[START]

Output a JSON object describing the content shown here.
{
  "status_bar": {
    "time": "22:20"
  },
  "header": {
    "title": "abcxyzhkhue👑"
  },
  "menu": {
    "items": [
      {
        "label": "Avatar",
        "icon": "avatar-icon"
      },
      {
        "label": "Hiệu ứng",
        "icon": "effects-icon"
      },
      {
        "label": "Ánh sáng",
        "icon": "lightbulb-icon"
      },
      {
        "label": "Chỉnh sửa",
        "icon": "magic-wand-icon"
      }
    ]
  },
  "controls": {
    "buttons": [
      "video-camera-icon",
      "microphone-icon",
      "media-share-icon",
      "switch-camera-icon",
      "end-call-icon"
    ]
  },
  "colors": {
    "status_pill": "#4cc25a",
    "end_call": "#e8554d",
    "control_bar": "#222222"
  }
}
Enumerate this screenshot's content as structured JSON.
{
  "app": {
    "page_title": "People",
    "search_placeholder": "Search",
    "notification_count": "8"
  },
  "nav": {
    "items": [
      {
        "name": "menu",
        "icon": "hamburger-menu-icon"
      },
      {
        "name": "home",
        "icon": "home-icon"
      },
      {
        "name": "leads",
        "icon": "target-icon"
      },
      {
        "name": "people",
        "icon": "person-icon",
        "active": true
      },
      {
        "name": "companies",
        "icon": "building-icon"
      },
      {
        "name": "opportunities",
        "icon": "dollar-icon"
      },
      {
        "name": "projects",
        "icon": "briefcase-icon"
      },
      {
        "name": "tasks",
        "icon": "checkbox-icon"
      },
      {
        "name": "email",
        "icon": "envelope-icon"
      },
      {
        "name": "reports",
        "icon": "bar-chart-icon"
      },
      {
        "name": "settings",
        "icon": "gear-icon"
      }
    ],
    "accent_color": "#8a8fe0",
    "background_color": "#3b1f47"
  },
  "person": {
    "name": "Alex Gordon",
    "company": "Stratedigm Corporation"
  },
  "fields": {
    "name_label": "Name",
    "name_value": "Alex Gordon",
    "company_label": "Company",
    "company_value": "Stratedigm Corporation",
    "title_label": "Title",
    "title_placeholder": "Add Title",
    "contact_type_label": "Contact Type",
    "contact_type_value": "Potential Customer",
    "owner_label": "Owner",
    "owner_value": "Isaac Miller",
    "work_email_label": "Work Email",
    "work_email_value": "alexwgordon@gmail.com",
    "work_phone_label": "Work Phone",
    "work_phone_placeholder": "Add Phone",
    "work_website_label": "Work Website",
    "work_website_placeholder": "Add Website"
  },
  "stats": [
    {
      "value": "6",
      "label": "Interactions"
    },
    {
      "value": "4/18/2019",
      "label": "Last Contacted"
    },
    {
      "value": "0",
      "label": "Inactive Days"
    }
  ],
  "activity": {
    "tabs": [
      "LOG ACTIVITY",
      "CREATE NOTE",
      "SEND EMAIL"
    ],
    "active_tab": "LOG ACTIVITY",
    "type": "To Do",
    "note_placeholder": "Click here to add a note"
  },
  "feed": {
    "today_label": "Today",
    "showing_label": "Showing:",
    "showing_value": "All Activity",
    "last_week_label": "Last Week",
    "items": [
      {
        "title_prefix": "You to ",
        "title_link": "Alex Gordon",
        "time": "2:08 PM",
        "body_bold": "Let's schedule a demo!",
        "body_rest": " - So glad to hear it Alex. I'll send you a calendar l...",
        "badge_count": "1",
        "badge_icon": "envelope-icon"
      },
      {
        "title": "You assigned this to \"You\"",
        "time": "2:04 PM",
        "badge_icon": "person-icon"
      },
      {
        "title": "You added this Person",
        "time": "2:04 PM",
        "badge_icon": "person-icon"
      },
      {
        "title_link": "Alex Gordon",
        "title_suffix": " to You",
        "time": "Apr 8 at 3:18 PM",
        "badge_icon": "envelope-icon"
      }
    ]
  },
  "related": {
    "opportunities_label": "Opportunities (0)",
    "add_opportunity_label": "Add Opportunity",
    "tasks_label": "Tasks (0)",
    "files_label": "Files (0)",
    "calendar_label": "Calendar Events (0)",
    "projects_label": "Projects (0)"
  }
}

[END]

**SET PROBLEM**
Produce an exact copy of all the records.

**TASK ANSWER**
Output a JSON object describing the content shown here.
{
  "status_bar": {
    "time": "22:20"
  },
  "header": {
    "title": "abcxyzhkhue👑"
  },
  "menu": {
    "items": [
      {
        "label": "Avatar",
        "icon": "avatar-icon"
      },
      {
        "label": "Hiệu ứng",
        "icon": "effects-icon"
      },
      {
        "label": "Ánh sáng",
        "icon": "lightbulb-icon"
      },
      {
        "label": "Chỉnh sửa",
        "icon": "magic-wand-icon"
      }
    ]
  },
  "controls": {
    "buttons": [
      "video-camera-icon",
      "microphone-icon",
      "media-share-icon",
      "switch-camera-icon",
      "end-call-icon"
    ]
  },
  "colors": {
    "status_pill": "#4cc25a",
    "end_call": "#e8554d",
    "control_bar": "#222222"
  }
}
Enumerate this screenshot's content as structured JSON.
{
  "app": {
    "page_title": "People",
    "search_placeholder": "Search",
    "notification_count": "8"
  },
  "nav": {
    "items": [
      {
        "name": "menu",
        "icon": "hamburger-menu-icon"
      },
      {
        "name": "home",
        "icon": "home-icon"
      },
      {
        "name": "leads",
        "icon": "target-icon"
      },
      {
        "name": "people",
        "icon": "person-icon",
        "active": true
      },
      {
        "name": "companies",
        "icon": "building-icon"
      },
      {
        "name": "opportunities",
        "icon": "dollar-icon"
      },
      {
        "name": "projects",
        "icon": "briefcase-icon"
      },
      {
        "name": "tasks",
        "icon": "checkbox-icon"
      },
      {
        "name": "email",
        "icon": "envelope-icon"
      },
      {
        "name": "reports",
        "icon": "bar-chart-icon"
      },
      {
        "name": "settings",
        "icon": "gear-icon"
      }
    ],
    "accent_color": "#8a8fe0",
    "background_color": "#3b1f47"
  },
  "person": {
    "name": "Alex Gordon",
    "company": "Stratedigm Corporation"
  },
  "fields": {
    "name_label": "Name",
    "name_value": "Alex Gordon",
    "company_label": "Company",
    "company_value": "Stratedigm Corporation",
    "title_label": "Title",
    "title_placeholder": "Add Title",
    "contact_type_label": "Contact Type",
    "contact_type_value": "Potential Customer",
    "owner_label": "Owner",
    "owner_value": "Isaac Miller",
    "work_email_label": "Work Email",
    "work_email_value": "alexwgordon@gmail.com",
    "work_phone_label": "Work Phone",
    "work_phone_placeholder": "Add Phone",
    "work_website_label": "Work Website",
    "work_website_placeholder": "Add Website"
  },
  "stats": [
    {
      "value": "6",
      "label": "Interactions"
    },
    {
      "value": "4/18/2019",
      "label": "Last Contacted"
    },
    {
      "value": "0",
      "label": "Inactive Days"
    }
  ],
  "activity": {
    "tabs": [
      "LOG ACTIVITY",
      "CREATE NOTE",
      "SEND EMAIL"
    ],
    "active_tab": "LOG ACTIVITY",
    "type": "To Do",
    "note_placeholder": "Click here to add a note"
  },
  "feed": {
    "today_label": "Today",
    "showing_label": "Showing:",
    "showing_value": "All Activity",
    "last_week_label": "Last Week",
    "items": [
      {
        "title_prefix": "You to ",
        "title_link": "Alex Gordon",
        "time": "2:08 PM",
        "body_bold": "Let's schedule a demo!",
        "body_rest": " - So glad to hear it Alex. I'll send you a calendar l...",
        "badge_count": "1",
        "badge_icon": "envelope-icon"
      },
      {
        "title": "You assigned this to \"You\"",
        "time": "2:04 PM",
        "badge_icon": "person-icon"
      },
      {
        "title": "You added this Person",
        "time": "2:04 PM",
        "badge_icon": "person-icon"
      },
      {
        "title_link": "Alex Gordon",
        "title_suffix": " to You",
        "time": "Apr 8 at 3:18 PM",
        "badge_icon": "envelope-icon"
      }
    ]
  },
  "related": {
    "opportunities_label": "Opportunities (0)",
    "add_opportunity_label": "Add Opportunity",
    "tasks_label": "Tasks (0)",
    "files_label": "Files (0)",
    "calendar_label": "Calendar Events (0)",
    "projects_label": "Projects (0)"
  }
}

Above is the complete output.